▸ **What the exercise asks**:
All entries are to be quoted exactly; the images stay out of the copy.
Begin
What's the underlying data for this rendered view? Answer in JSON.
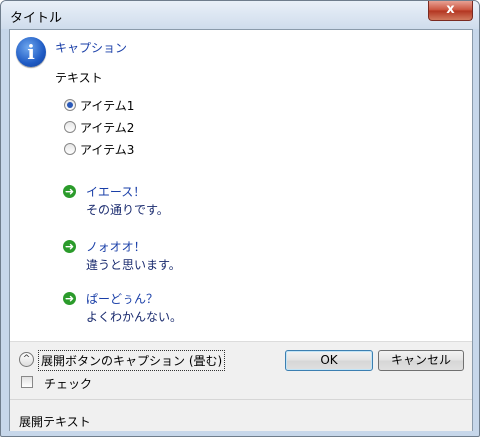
{
  "window": {
    "title": "タイトル",
    "close_label": "x"
  },
  "main": {
    "icon_char": "i",
    "caption": "キャプション",
    "text": "テキスト",
    "radios": [
      {
        "label": "アイテム1",
        "checked": true
      },
      {
        "label": "アイテム2",
        "checked": false
      },
      {
        "label": "アイテム3",
        "checked": false
      }
    ],
    "command_links": [
      {
        "title": "イエース！",
        "note": "その通りです。"
      },
      {
        "title": "ノォオオ！",
        "note": "違うと思います。"
      },
      {
        "title": "ぱーどぅん？",
        "note": "よくわかんない。"
      }
    ]
  },
  "footer": {
    "expand_icon": "^",
    "expand_label": "展開ボタンのキャプション (畳む)",
    "checkbox_label": "チェック",
    "ok_label": "OK",
    "cancel_label": "キャンセル",
    "expanded_text": "展開テキスト"
  },
  "colors": {
    "caption": "#1a3fa8",
    "command_arrow": "#2b9b2b",
    "footer_bg": "#f0f0f0"
  }
}
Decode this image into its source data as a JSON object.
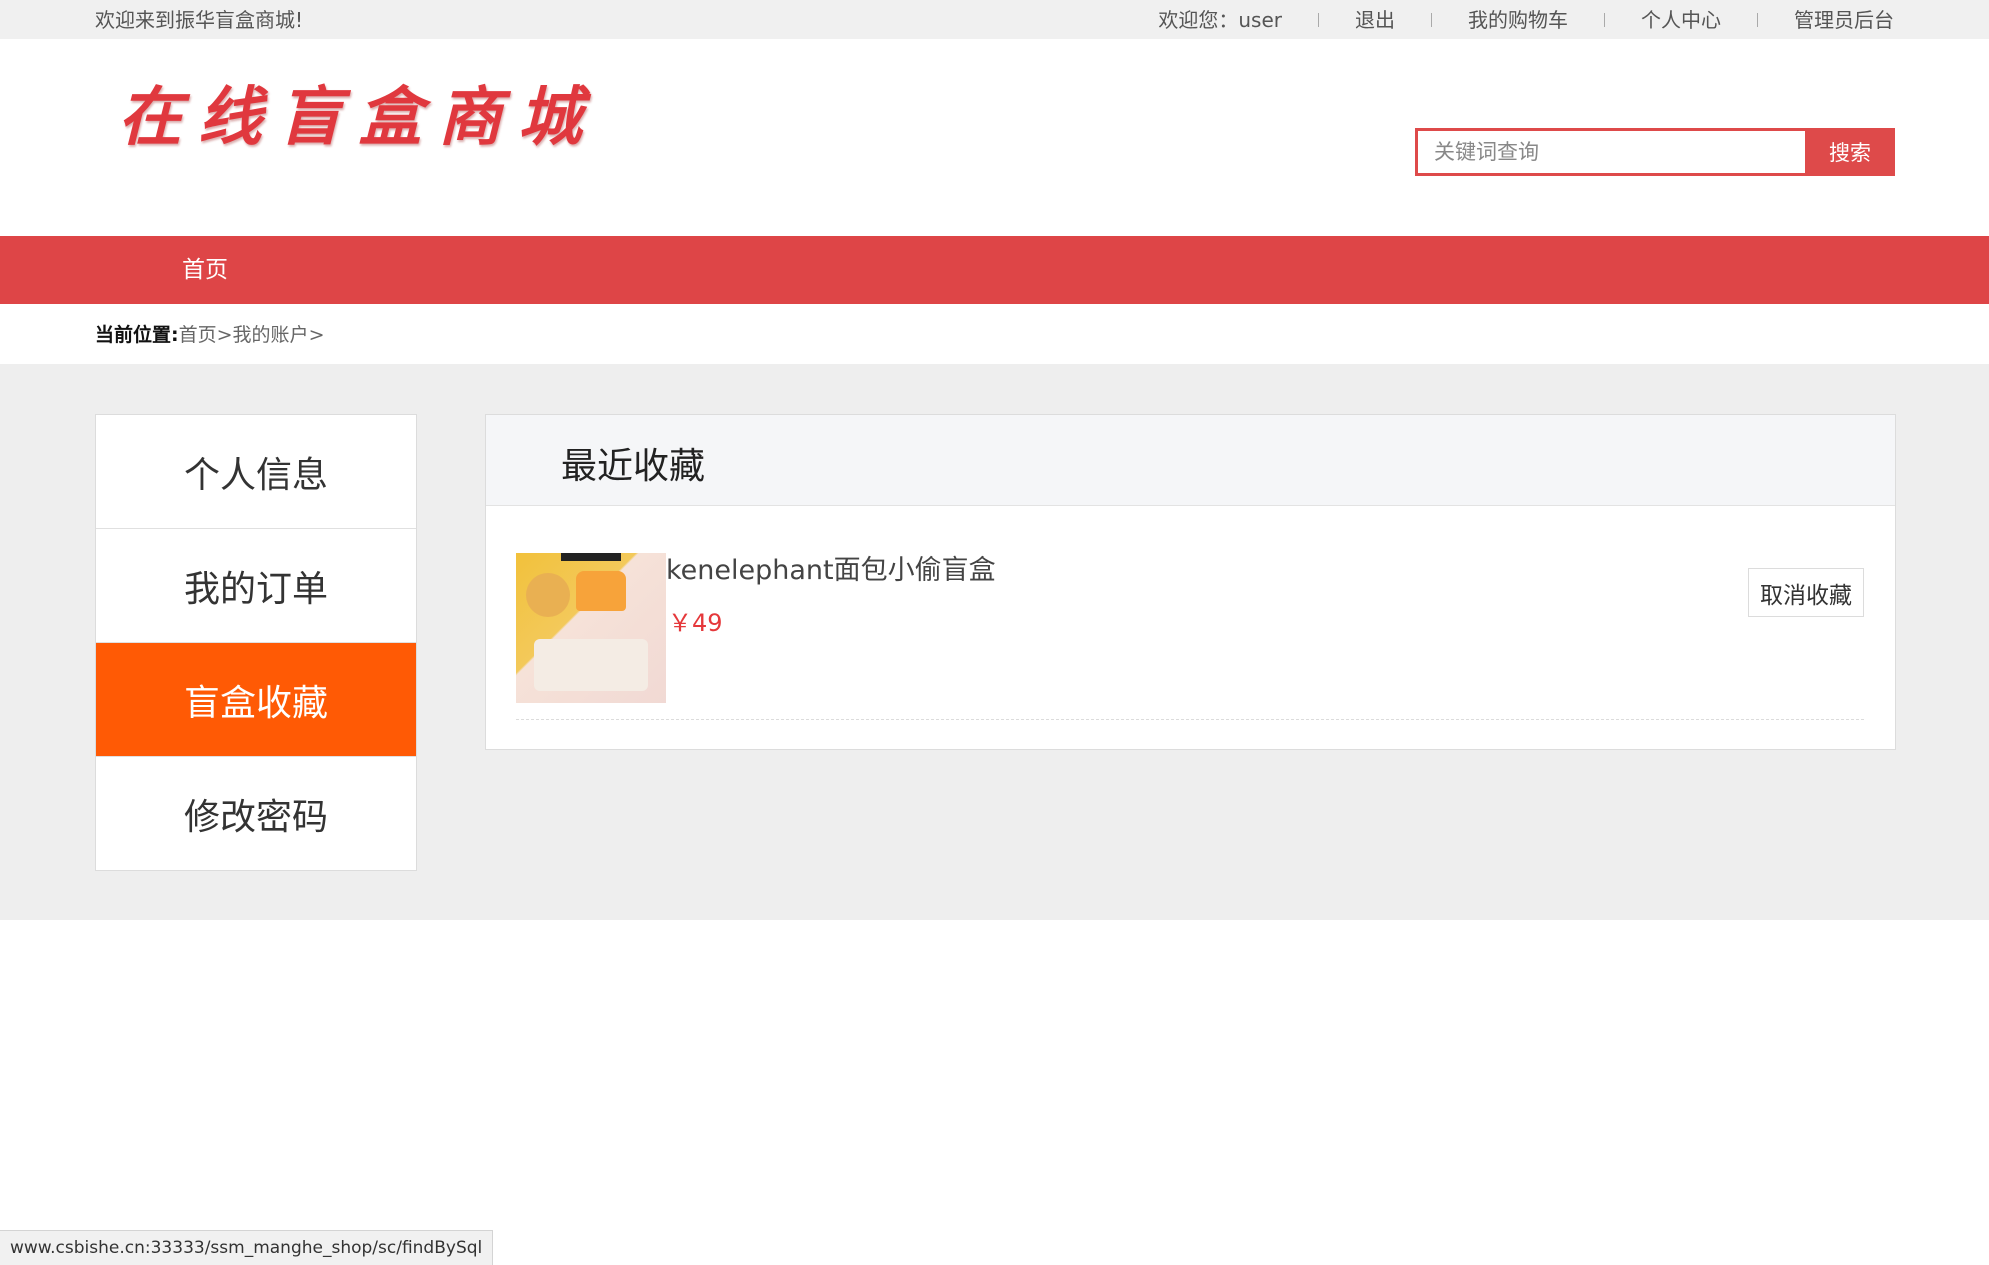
{
  "topbar": {
    "welcome": "欢迎来到振华盲盒商城!",
    "greeting": "欢迎您：user",
    "logout": "退出",
    "cart": "我的购物车",
    "profile": "个人中心",
    "admin": "管理员后台"
  },
  "header": {
    "logo_text": "在线盲盒商城",
    "search_placeholder": "关键词查询",
    "search_button": "搜索"
  },
  "nav": {
    "home": "首页"
  },
  "breadcrumb": {
    "label": "当前位置:",
    "home": "首页",
    "sep1": ">",
    "account": "我的账户",
    "sep2": ">"
  },
  "sidebar": {
    "items": [
      {
        "label": "个人信息"
      },
      {
        "label": "我的订单"
      },
      {
        "label": "盲盒收藏"
      },
      {
        "label": "修改密码"
      }
    ],
    "active_index": 2,
    "active_color": "#ff5a05"
  },
  "favorites": {
    "title": "最近收藏",
    "items": [
      {
        "name": "kenelephant面包小偷盲盒",
        "price": "￥49",
        "cancel_label": "取消收藏"
      }
    ]
  },
  "status_bar": {
    "url": "www.csbishe.cn:33333/ssm_manghe_shop/sc/findBySql"
  },
  "colors": {
    "brand_red": "#de4547",
    "price_red": "#e5383b"
  }
}
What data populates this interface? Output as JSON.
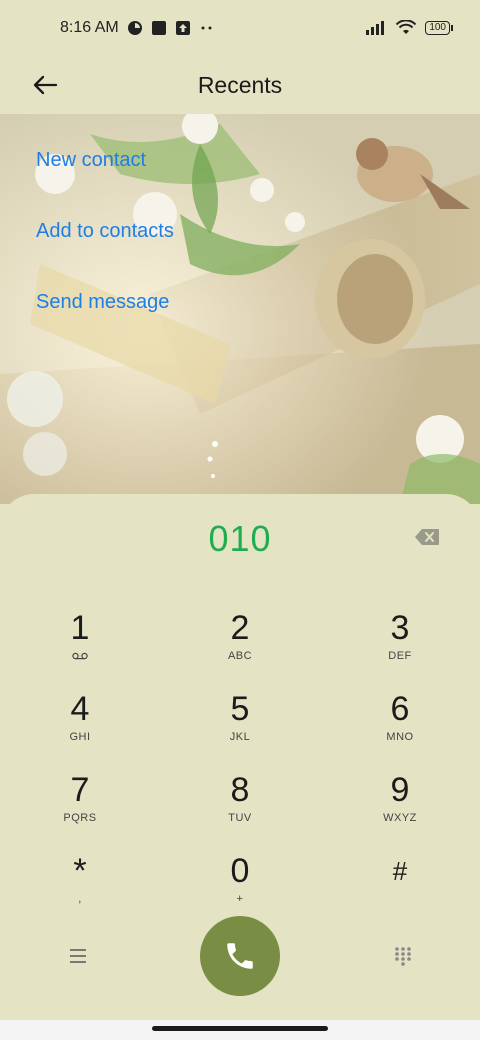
{
  "status_bar": {
    "time": "8:16 AM",
    "battery": "100",
    "icons": [
      "notification-app-icon",
      "square-notification-icon",
      "upload-notification-icon",
      "more-dots-icon",
      "signal-icon",
      "wifi-icon",
      "battery-icon"
    ]
  },
  "header": {
    "title": "Recents",
    "back_icon": "arrow-left-icon"
  },
  "actions": [
    {
      "label": "New contact"
    },
    {
      "label": "Add to contacts"
    },
    {
      "label": "Send message"
    }
  ],
  "dialer": {
    "number": "010",
    "backspace_icon": "backspace-icon",
    "keys": [
      {
        "digit": "1",
        "letters": ""
      },
      {
        "digit": "2",
        "letters": "ABC"
      },
      {
        "digit": "3",
        "letters": "DEF"
      },
      {
        "digit": "4",
        "letters": "GHI"
      },
      {
        "digit": "5",
        "letters": "JKL"
      },
      {
        "digit": "6",
        "letters": "MNO"
      },
      {
        "digit": "7",
        "letters": "PQRS"
      },
      {
        "digit": "8",
        "letters": "TUV"
      },
      {
        "digit": "9",
        "letters": "WXYZ"
      },
      {
        "digit": "*",
        "letters": ","
      },
      {
        "digit": "0",
        "letters": "+"
      },
      {
        "digit": "#",
        "letters": ""
      }
    ],
    "bottom": {
      "menu_icon": "menu-icon",
      "call_icon": "phone-icon",
      "dialpad_icon": "dialpad-icon"
    }
  },
  "colors": {
    "background": "#e4e3c4",
    "link": "#1e7ee6",
    "number": "#1fae4f",
    "call_button": "#7a8d45"
  }
}
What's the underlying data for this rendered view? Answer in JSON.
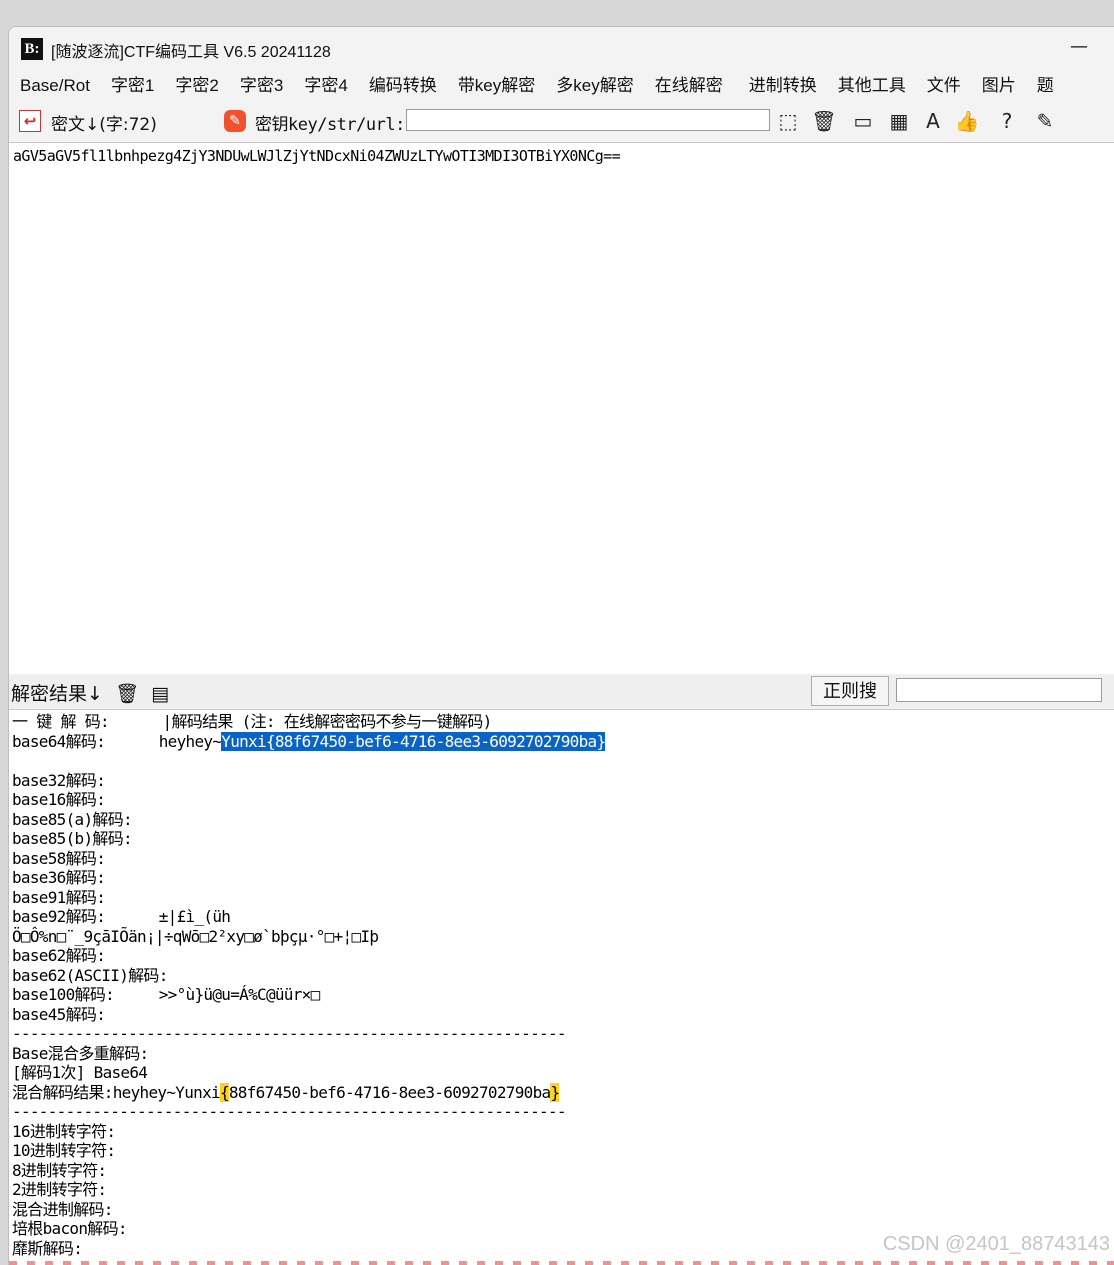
End
▸ **Response below**:
What's the underlying data for this rendered view? Answer in JSON.
{
  "window": {
    "title": "タイトル",
    "close_label": "x"
  },
  "main": {
    "icon_char": "i",
    "caption": "キャプション",
    "text": "テキスト",
    "radios": [
      {
        "label": "アイテム1",
        "checked": true
      },
      {
        "label": "アイテム2",
        "checked": false
      },
      {
        "label": "アイテム3",
        "checked": false
      }
    ],
    "command_links": [
      {
        "title": "イエース！",
        "note": "その通りです。"
      },
      {
        "title": "ノォオオ！",
        "note": "違うと思います。"
      },
      {
        "title": "ぱーどぅん？",
        "note": "よくわかんない。"
      }
    ]
  },
  "footer": {
    "expand_icon": "^",
    "expand_label": "展開ボタンのキャプション (畳む)",
    "checkbox_label": "チェック",
    "ok_label": "OK",
    "cancel_label": "キャンセル",
    "expanded_text": "展開テキスト"
  },
  "colors": {
    "caption": "#1a3fa8",
    "command_arrow": "#2b9b2b",
    "footer_bg": "#f0f0f0"
  }
}
Decode this image into its source data as a JSON object.
{
  "topbar": {
    "welcome": "欢迎来到振华盲盒商城!",
    "greeting": "欢迎您：user",
    "logout": "退出",
    "cart": "我的购物车",
    "profile": "个人中心",
    "admin": "管理员后台"
  },
  "header": {
    "logo_text": "在线盲盒商城",
    "search_placeholder": "关键词查询",
    "search_button": "搜索"
  },
  "nav": {
    "home": "首页"
  },
  "breadcrumb": {
    "label": "当前位置:",
    "home": "首页",
    "sep1": ">",
    "account": "我的账户",
    "sep2": ">"
  },
  "sidebar": {
    "items": [
      {
        "label": "个人信息"
      },
      {
        "label": "我的订单"
      },
      {
        "label": "盲盒收藏"
      },
      {
        "label": "修改密码"
      }
    ],
    "active_index": 2,
    "active_color": "#ff5a05"
  },
  "favorites": {
    "title": "最近收藏",
    "items": [
      {
        "name": "kenelephant面包小偷盲盒",
        "price": "￥49",
        "cancel_label": "取消收藏"
      }
    ]
  },
  "status_bar": {
    "url": "www.csbishe.cn:33333/ssm_manghe_shop/sc/findBySql"
  },
  "colors": {
    "brand_red": "#de4547",
    "price_red": "#e5383b"
  }
}
What data populates this interface? Output as JSON.
{
  "status_bar": {
    "time": "8:16 AM",
    "battery": "100",
    "icons": [
      "notification-app-icon",
      "square-notification-icon",
      "upload-notification-icon",
      "more-dots-icon",
      "signal-icon",
      "wifi-icon",
      "battery-icon"
    ]
  },
  "header": {
    "title": "Recents",
    "back_icon": "arrow-left-icon"
  },
  "actions": [
    {
      "label": "New contact"
    },
    {
      "label": "Add to contacts"
    },
    {
      "label": "Send message"
    }
  ],
  "dialer": {
    "number": "010",
    "backspace_icon": "backspace-icon",
    "keys": [
      {
        "digit": "1",
        "letters": ""
      },
      {
        "digit": "2",
        "letters": "ABC"
      },
      {
        "digit": "3",
        "letters": "DEF"
      },
      {
        "digit": "4",
        "letters": "GHI"
      },
      {
        "digit": "5",
        "letters": "JKL"
      },
      {
        "digit": "6",
        "letters": "MNO"
      },
      {
        "digit": "7",
        "letters": "PQRS"
      },
      {
        "digit": "8",
        "letters": "TUV"
      },
      {
        "digit": "9",
        "letters": "WXYZ"
      },
      {
        "digit": "*",
        "letters": ","
      },
      {
        "digit": "0",
        "letters": "+"
      },
      {
        "digit": "#",
        "letters": ""
      }
    ],
    "bottom": {
      "menu_icon": "menu-icon",
      "call_icon": "phone-icon",
      "dialpad_icon": "dialpad-icon"
    }
  },
  "colors": {
    "background": "#e4e3c4",
    "link": "#1e7ee6",
    "number": "#1fae4f",
    "call_button": "#7a8d45"
  }
}
What's the underlying data for this rendered view? Answer in JSON.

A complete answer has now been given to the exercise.